Stored items from a collection
-.-.-

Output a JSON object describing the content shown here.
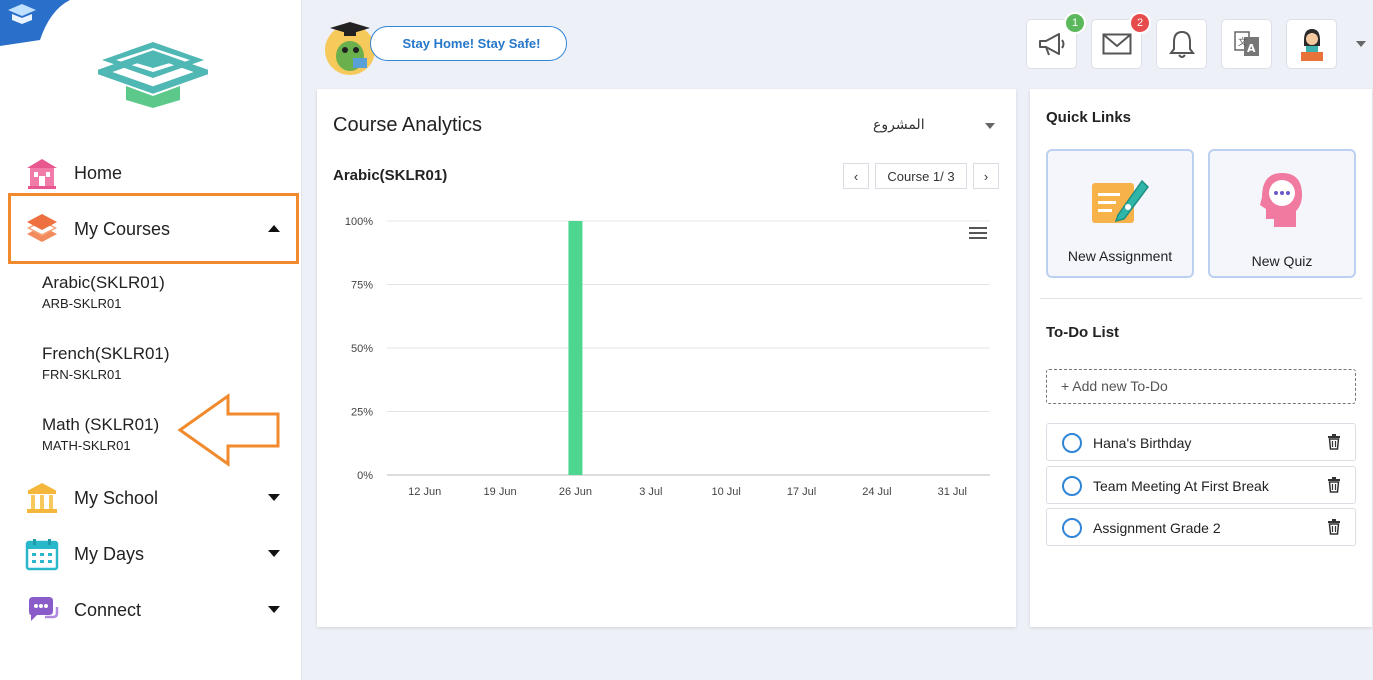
{
  "sidebar": {
    "nav": {
      "home": "Home",
      "my_courses": "My Courses",
      "my_school": "My School",
      "my_days": "My Days",
      "connect": "Connect"
    },
    "courses": [
      {
        "name": "Arabic(SKLR01)",
        "code": "ARB-SKLR01"
      },
      {
        "name": "French(SKLR01)",
        "code": "FRN-SKLR01"
      },
      {
        "name": "Math (SKLR01)",
        "code": "MATH-SKLR01"
      }
    ]
  },
  "header": {
    "banner": "Stay Home! Stay Safe!",
    "badges": {
      "announcements": "1",
      "messages": "2"
    }
  },
  "analytics": {
    "title": "Course Analytics",
    "dropdown_value": "المشروع",
    "course_label": "Arabic(SKLR01)",
    "pager": {
      "prev": "‹",
      "label": "Course 1/ 3",
      "next": "›"
    }
  },
  "chart_data": {
    "type": "bar",
    "categories": [
      "12 Jun",
      "19 Jun",
      "26 Jun",
      "3 Jul",
      "10 Jul",
      "17 Jul",
      "24 Jul",
      "31 Jul"
    ],
    "values": [
      0,
      0,
      100,
      0,
      0,
      0,
      0,
      0
    ],
    "y_ticks": [
      "0%",
      "25%",
      "50%",
      "75%",
      "100%"
    ],
    "ylim": [
      0,
      100
    ],
    "grid": true,
    "color": "#4cd68f"
  },
  "quick_links": {
    "title": "Quick Links",
    "new_assignment": "New Assignment",
    "new_quiz": "New Quiz"
  },
  "todo": {
    "title": "To-Do List",
    "placeholder": "+ Add new To-Do",
    "items": [
      {
        "text": "Hana's Birthday"
      },
      {
        "text": "Team Meeting At First Break"
      },
      {
        "text": "Assignment Grade 2"
      }
    ]
  },
  "colors": {
    "accent_orange": "#f08a2c",
    "primary_blue": "#2f86d6",
    "bar_green": "#4cd68f",
    "badge_green": "#5cb85c",
    "badge_red": "#e74c4c"
  }
}
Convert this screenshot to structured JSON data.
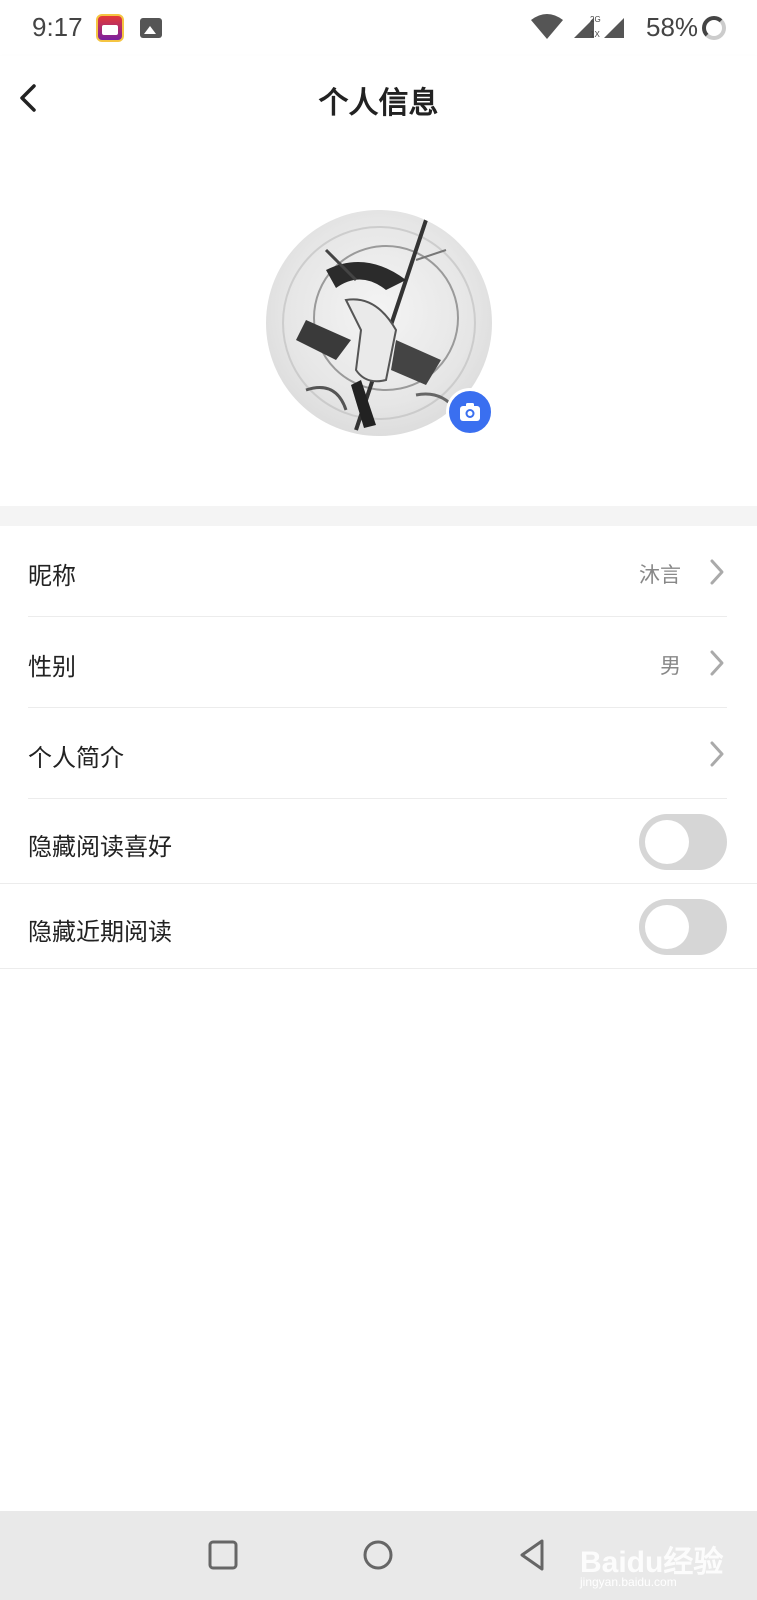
{
  "status_bar": {
    "time": "9:17",
    "signal_label_top": "2G",
    "signal_label_bottom": "1X",
    "battery": "58%",
    "icons": [
      "app-icon",
      "gallery-icon",
      "wifi-icon",
      "signal-icon",
      "battery-icon"
    ]
  },
  "header": {
    "title": "个人信息",
    "back_icon": "chevron-left-icon"
  },
  "avatar": {
    "camera_icon": "camera-icon",
    "accent_color": "#3a6ff0"
  },
  "list": {
    "nickname": {
      "label": "昵称",
      "value": "沐言"
    },
    "gender": {
      "label": "性别",
      "value": "男"
    },
    "bio": {
      "label": "个人简介"
    },
    "hide_preferences": {
      "label": "隐藏阅读喜好",
      "enabled": false
    },
    "hide_recent": {
      "label": "隐藏近期阅读",
      "enabled": false
    }
  },
  "nav_bar": {
    "buttons": [
      "recents-square-icon",
      "home-circle-icon",
      "back-triangle-icon"
    ],
    "watermark": "Baidu经验",
    "watermark_url": "jingyan.baidu.com"
  }
}
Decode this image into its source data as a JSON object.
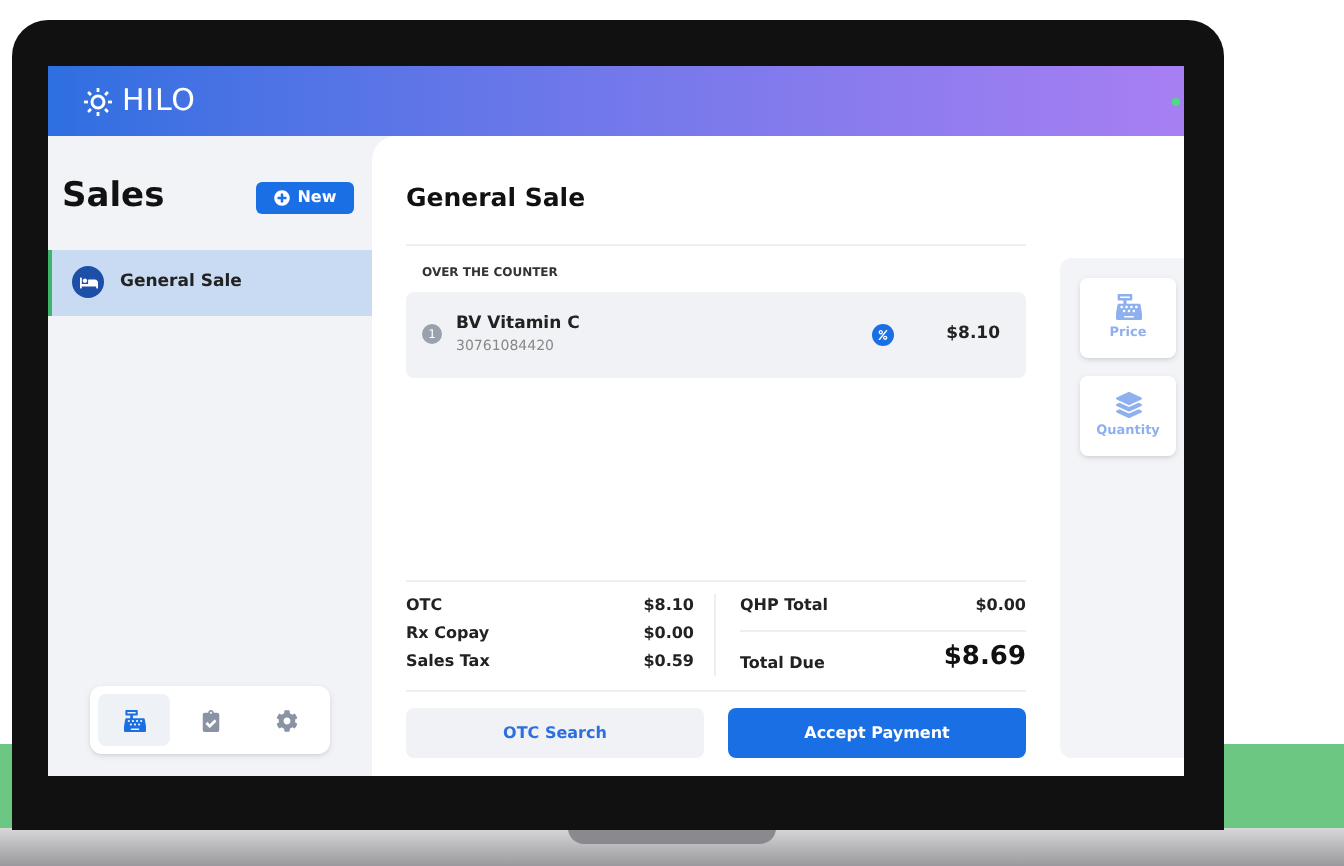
{
  "header": {
    "logo": "HILO"
  },
  "sidebar": {
    "title": "Sales",
    "new_button": "New",
    "items": [
      {
        "label": "General Sale",
        "selected": true
      }
    ],
    "nav": [
      {
        "kind": "register",
        "selected": true
      },
      {
        "kind": "clipboard",
        "selected": false
      },
      {
        "kind": "settings",
        "selected": false
      }
    ]
  },
  "main": {
    "title": "General Sale",
    "section_label": "OVER THE COUNTER",
    "line_items": [
      {
        "qty": "1",
        "name": "BV Vitamin C",
        "code": "30761084420",
        "price": "$8.10",
        "discount": true
      }
    ],
    "summary_left": [
      {
        "label": "OTC",
        "value": "$8.10"
      },
      {
        "label": "Rx Copay",
        "value": "$0.00"
      },
      {
        "label": "Sales Tax",
        "value": "$0.59"
      }
    ],
    "qhp_total": {
      "label": "QHP Total",
      "value": "$0.00"
    },
    "total_due": {
      "label": "Total Due",
      "value": "$8.69"
    },
    "buttons": [
      {
        "label": "OTC Search",
        "kind": "secondary"
      },
      {
        "label": "Accept Payment",
        "kind": "primary"
      }
    ],
    "actions": [
      {
        "label": "Price",
        "kind": "price"
      },
      {
        "label": "Quantity",
        "kind": "quantity"
      }
    ]
  }
}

-.-.-

WORK TO COMPLETE
Say how many lines of the material contain the word "true", with no other text.

RESPONSE TO THIS EXERCISE
4